## begin EXTRACTED RECORDS

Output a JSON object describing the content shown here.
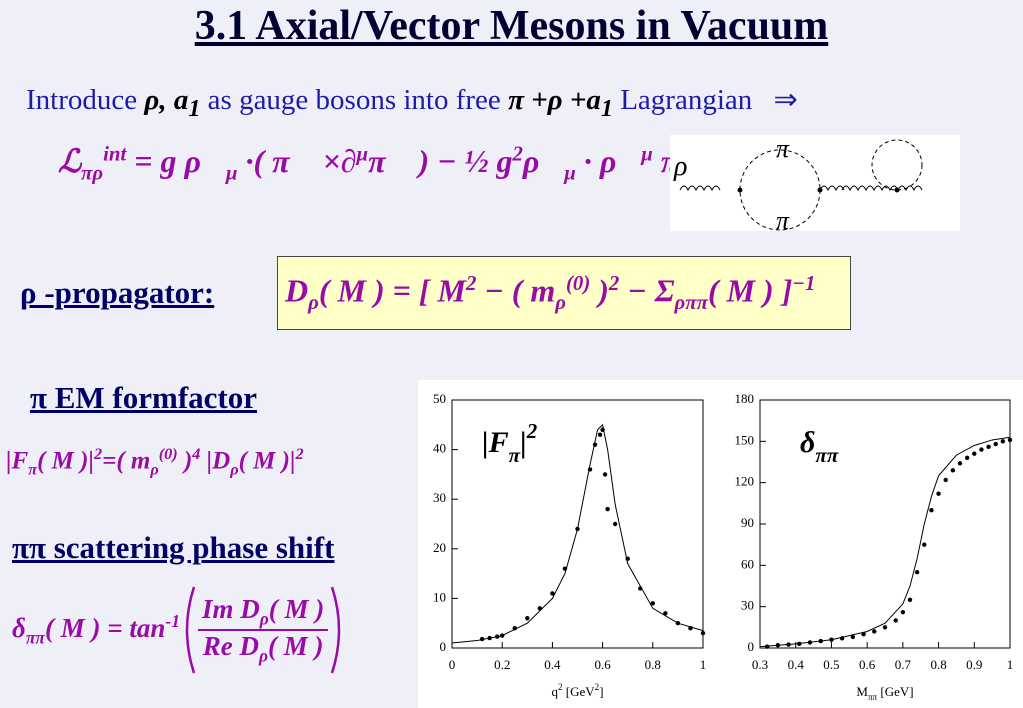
{
  "title": "3.1  Axial/Vector Mesons in Vacuum",
  "intro": {
    "text1": "Introduce ",
    "fields": "ρ, a",
    "fields_sub": "1",
    "text2": "  as gauge bosons into free ",
    "particles": "π +ρ +a",
    "particles_sub": "1",
    "text3": " Lagrangian",
    "arrow": "⇒"
  },
  "lagrangian": [
    {
      "base": "ℒ",
      "sub": "πρ",
      "sup": "int"
    },
    {
      "base": " = g ρ⃗",
      "sub": "μ"
    },
    {
      "base": " ·( π⃗ ×∂",
      "sup": "μ"
    },
    {
      "base": "π⃗ ) − ½ g",
      "sup": "2"
    },
    {
      "base": "ρ⃗",
      "sub": "μ"
    },
    {
      "base": " · ρ⃗",
      "sup": "μ"
    },
    {
      "base": " π⃗ · π⃗"
    }
  ],
  "diagram": {
    "rho": "ρ",
    "pi_top": "π",
    "pi_bottom": "π"
  },
  "propagator_heading": "ρ -propagator:",
  "propagator": [
    {
      "base": "D",
      "sub": "ρ"
    },
    {
      "base": "( M ) = [ M",
      "sup": "2"
    },
    {
      "base": " − ( m",
      "sub": "ρ",
      "sup": "(0)"
    },
    {
      "base": " )",
      "sup": "2"
    },
    {
      "base": " − Σ",
      "sub": "ρππ"
    },
    {
      "base": "( M ) ]",
      "sup": "−1"
    }
  ],
  "formfactor_heading": "π  EM formfactor",
  "formfactor": [
    {
      "base": "|F",
      "sub": "π"
    },
    {
      "base": "( M )|",
      "sup": "2"
    },
    {
      "base": "=( m",
      "sub": "ρ",
      "sup": "(0)"
    },
    {
      "base": " )",
      "sup": "4"
    },
    {
      "base": " |D",
      "sub": "ρ"
    },
    {
      "base": "( M )|",
      "sup": "2"
    }
  ],
  "phase_shift_heading": "ππ scattering phase shift",
  "phase_shift": {
    "lhs": [
      {
        "base": "δ",
        "sub": "ππ"
      },
      {
        "base": "( M ) = tan",
        "sup": "-1"
      }
    ],
    "numerator": [
      {
        "base": "Im D",
        "sub": "ρ"
      },
      {
        "base": "( M )"
      }
    ],
    "denominator": [
      {
        "base": "Re D",
        "sub": "ρ"
      },
      {
        "base": "( M )"
      }
    ]
  },
  "chart_data": [
    {
      "type": "scatter",
      "annotation": [
        {
          "base": "|F",
          "sub": "π"
        },
        {
          "base": "|",
          "sup": "2"
        }
      ],
      "xlabel": [
        {
          "base": "q",
          "sup": "2"
        },
        {
          "base": " [GeV",
          "sup": "2"
        },
        {
          "base": "]"
        }
      ],
      "xlim": [
        0,
        1
      ],
      "xticks": [
        0,
        0.2,
        0.4,
        0.6,
        0.8,
        1
      ],
      "ylim": [
        0,
        50
      ],
      "yticks": [
        0,
        10,
        20,
        30,
        40,
        50
      ],
      "series": [
        {
          "mode": "markers",
          "color": "#000",
          "x": [
            0.12,
            0.15,
            0.18,
            0.2,
            0.25,
            0.3,
            0.35,
            0.4,
            0.45,
            0.5,
            0.55,
            0.57,
            0.59,
            0.6,
            0.61,
            0.62,
            0.65,
            0.7,
            0.75,
            0.8,
            0.85,
            0.9,
            0.95,
            1.0
          ],
          "values": [
            1.8,
            2,
            2.3,
            2.5,
            4,
            6,
            8,
            11,
            16,
            24,
            36,
            41,
            43,
            44,
            35,
            28,
            25,
            18,
            12,
            9,
            7,
            5,
            4,
            3
          ]
        },
        {
          "mode": "line",
          "color": "#000",
          "x": [
            0,
            0.1,
            0.2,
            0.3,
            0.4,
            0.45,
            0.5,
            0.55,
            0.58,
            0.6,
            0.62,
            0.65,
            0.7,
            0.8,
            0.9,
            1.0
          ],
          "values": [
            1,
            1.5,
            2.5,
            5,
            10,
            15,
            24,
            37,
            44,
            45,
            40,
            29,
            17,
            8,
            5,
            3.5
          ]
        }
      ]
    },
    {
      "type": "scatter",
      "annotation": [
        {
          "base": "δ",
          "sub": "ππ"
        }
      ],
      "xlabel": [
        {
          "base": "M",
          "sub": "ππ"
        },
        {
          "base": " [GeV]"
        }
      ],
      "xlim": [
        0.3,
        1
      ],
      "xticks": [
        0.3,
        0.4,
        0.5,
        0.6,
        0.7,
        0.8,
        0.9,
        1
      ],
      "ylim": [
        0,
        180
      ],
      "yticks": [
        0,
        30,
        60,
        90,
        120,
        150,
        180
      ],
      "series": [
        {
          "mode": "markers",
          "color": "#000",
          "x": [
            0.32,
            0.35,
            0.38,
            0.41,
            0.44,
            0.47,
            0.5,
            0.53,
            0.56,
            0.59,
            0.62,
            0.65,
            0.68,
            0.7,
            0.72,
            0.74,
            0.76,
            0.78,
            0.8,
            0.82,
            0.84,
            0.86,
            0.88,
            0.9,
            0.92,
            0.94,
            0.96,
            0.98,
            1.0
          ],
          "values": [
            1,
            2,
            2.5,
            3,
            4,
            5,
            6,
            7,
            8,
            10,
            12,
            15,
            20,
            26,
            35,
            55,
            75,
            100,
            112,
            122,
            129,
            134,
            138,
            141,
            144,
            146,
            148,
            150,
            151
          ]
        },
        {
          "mode": "line",
          "color": "#000",
          "x": [
            0.3,
            0.4,
            0.5,
            0.6,
            0.65,
            0.7,
            0.72,
            0.74,
            0.76,
            0.78,
            0.8,
            0.85,
            0.9,
            0.95,
            1.0
          ],
          "values": [
            1,
            3,
            6,
            12,
            18,
            32,
            45,
            65,
            90,
            110,
            125,
            140,
            147,
            151,
            153
          ]
        }
      ]
    }
  ]
}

## end EXTRACTED RECORDS

**PROBLEM TO WORK ON**
Retype the entries word for word. Omit any images.

**SOLUTION FOR THIS EXERCISE**
Output a JSON object describing the content shown here.
{
  "title": "3.1  Axial/Vector Mesons in Vacuum",
  "intro": {
    "text1": "Introduce ",
    "fields": "ρ, a",
    "fields_sub": "1",
    "text2": "  as gauge bosons into free ",
    "particles": "π +ρ +a",
    "particles_sub": "1",
    "text3": " Lagrangian",
    "arrow": "⇒"
  },
  "lagrangian": [
    {
      "base": "ℒ",
      "sub": "πρ",
      "sup": "int"
    },
    {
      "base": " = g ρ⃗",
      "sub": "μ"
    },
    {
      "base": " ·( π⃗ ×∂",
      "sup": "μ"
    },
    {
      "base": "π⃗ ) − ½ g",
      "sup": "2"
    },
    {
      "base": "ρ⃗",
      "sub": "μ"
    },
    {
      "base": " · ρ⃗",
      "sup": "μ"
    },
    {
      "base": " π⃗ · π⃗"
    }
  ],
  "diagram": {
    "rho": "ρ",
    "pi_top": "π",
    "pi_bottom": "π"
  },
  "propagator_heading": "ρ -propagator:",
  "propagator": [
    {
      "base": "D",
      "sub": "ρ"
    },
    {
      "base": "( M ) = [ M",
      "sup": "2"
    },
    {
      "base": " − ( m",
      "sub": "ρ",
      "sup": "(0)"
    },
    {
      "base": " )",
      "sup": "2"
    },
    {
      "base": " − Σ",
      "sub": "ρππ"
    },
    {
      "base": "( M ) ]",
      "sup": "−1"
    }
  ],
  "formfactor_heading": "π  EM formfactor",
  "formfactor": [
    {
      "base": "|F",
      "sub": "π"
    },
    {
      "base": "( M )|",
      "sup": "2"
    },
    {
      "base": "=( m",
      "sub": "ρ",
      "sup": "(0)"
    },
    {
      "base": " )",
      "sup": "4"
    },
    {
      "base": " |D",
      "sub": "ρ"
    },
    {
      "base": "( M )|",
      "sup": "2"
    }
  ],
  "phase_shift_heading": "ππ scattering phase shift",
  "phase_shift": {
    "lhs": [
      {
        "base": "δ",
        "sub": "ππ"
      },
      {
        "base": "( M ) = tan",
        "sup": "-1"
      }
    ],
    "numerator": [
      {
        "base": "Im D",
        "sub": "ρ"
      },
      {
        "base": "( M )"
      }
    ],
    "denominator": [
      {
        "base": "Re D",
        "sub": "ρ"
      },
      {
        "base": "( M )"
      }
    ]
  },
  "chart_data": [
    {
      "type": "scatter",
      "annotation": [
        {
          "base": "|F",
          "sub": "π"
        },
        {
          "base": "|",
          "sup": "2"
        }
      ],
      "xlabel": [
        {
          "base": "q",
          "sup": "2"
        },
        {
          "base": " [GeV",
          "sup": "2"
        },
        {
          "base": "]"
        }
      ],
      "xlim": [
        0,
        1
      ],
      "xticks": [
        0,
        0.2,
        0.4,
        0.6,
        0.8,
        1
      ],
      "ylim": [
        0,
        50
      ],
      "yticks": [
        0,
        10,
        20,
        30,
        40,
        50
      ],
      "series": [
        {
          "mode": "markers",
          "color": "#000",
          "x": [
            0.12,
            0.15,
            0.18,
            0.2,
            0.25,
            0.3,
            0.35,
            0.4,
            0.45,
            0.5,
            0.55,
            0.57,
            0.59,
            0.6,
            0.61,
            0.62,
            0.65,
            0.7,
            0.75,
            0.8,
            0.85,
            0.9,
            0.95,
            1.0
          ],
          "values": [
            1.8,
            2,
            2.3,
            2.5,
            4,
            6,
            8,
            11,
            16,
            24,
            36,
            41,
            43,
            44,
            35,
            28,
            25,
            18,
            12,
            9,
            7,
            5,
            4,
            3
          ]
        },
        {
          "mode": "line",
          "color": "#000",
          "x": [
            0,
            0.1,
            0.2,
            0.3,
            0.4,
            0.45,
            0.5,
            0.55,
            0.58,
            0.6,
            0.62,
            0.65,
            0.7,
            0.8,
            0.9,
            1.0
          ],
          "values": [
            1,
            1.5,
            2.5,
            5,
            10,
            15,
            24,
            37,
            44,
            45,
            40,
            29,
            17,
            8,
            5,
            3.5
          ]
        }
      ]
    },
    {
      "type": "scatter",
      "annotation": [
        {
          "base": "δ",
          "sub": "ππ"
        }
      ],
      "xlabel": [
        {
          "base": "M",
          "sub": "ππ"
        },
        {
          "base": " [GeV]"
        }
      ],
      "xlim": [
        0.3,
        1
      ],
      "xticks": [
        0.3,
        0.4,
        0.5,
        0.6,
        0.7,
        0.8,
        0.9,
        1
      ],
      "ylim": [
        0,
        180
      ],
      "yticks": [
        0,
        30,
        60,
        90,
        120,
        150,
        180
      ],
      "series": [
        {
          "mode": "markers",
          "color": "#000",
          "x": [
            0.32,
            0.35,
            0.38,
            0.41,
            0.44,
            0.47,
            0.5,
            0.53,
            0.56,
            0.59,
            0.62,
            0.65,
            0.68,
            0.7,
            0.72,
            0.74,
            0.76,
            0.78,
            0.8,
            0.82,
            0.84,
            0.86,
            0.88,
            0.9,
            0.92,
            0.94,
            0.96,
            0.98,
            1.0
          ],
          "values": [
            1,
            2,
            2.5,
            3,
            4,
            5,
            6,
            7,
            8,
            10,
            12,
            15,
            20,
            26,
            35,
            55,
            75,
            100,
            112,
            122,
            129,
            134,
            138,
            141,
            144,
            146,
            148,
            150,
            151
          ]
        },
        {
          "mode": "line",
          "color": "#000",
          "x": [
            0.3,
            0.4,
            0.5,
            0.6,
            0.65,
            0.7,
            0.72,
            0.74,
            0.76,
            0.78,
            0.8,
            0.85,
            0.9,
            0.95,
            1.0
          ],
          "values": [
            1,
            3,
            6,
            12,
            18,
            32,
            45,
            65,
            90,
            110,
            125,
            140,
            147,
            151,
            153
          ]
        }
      ]
    }
  ]
}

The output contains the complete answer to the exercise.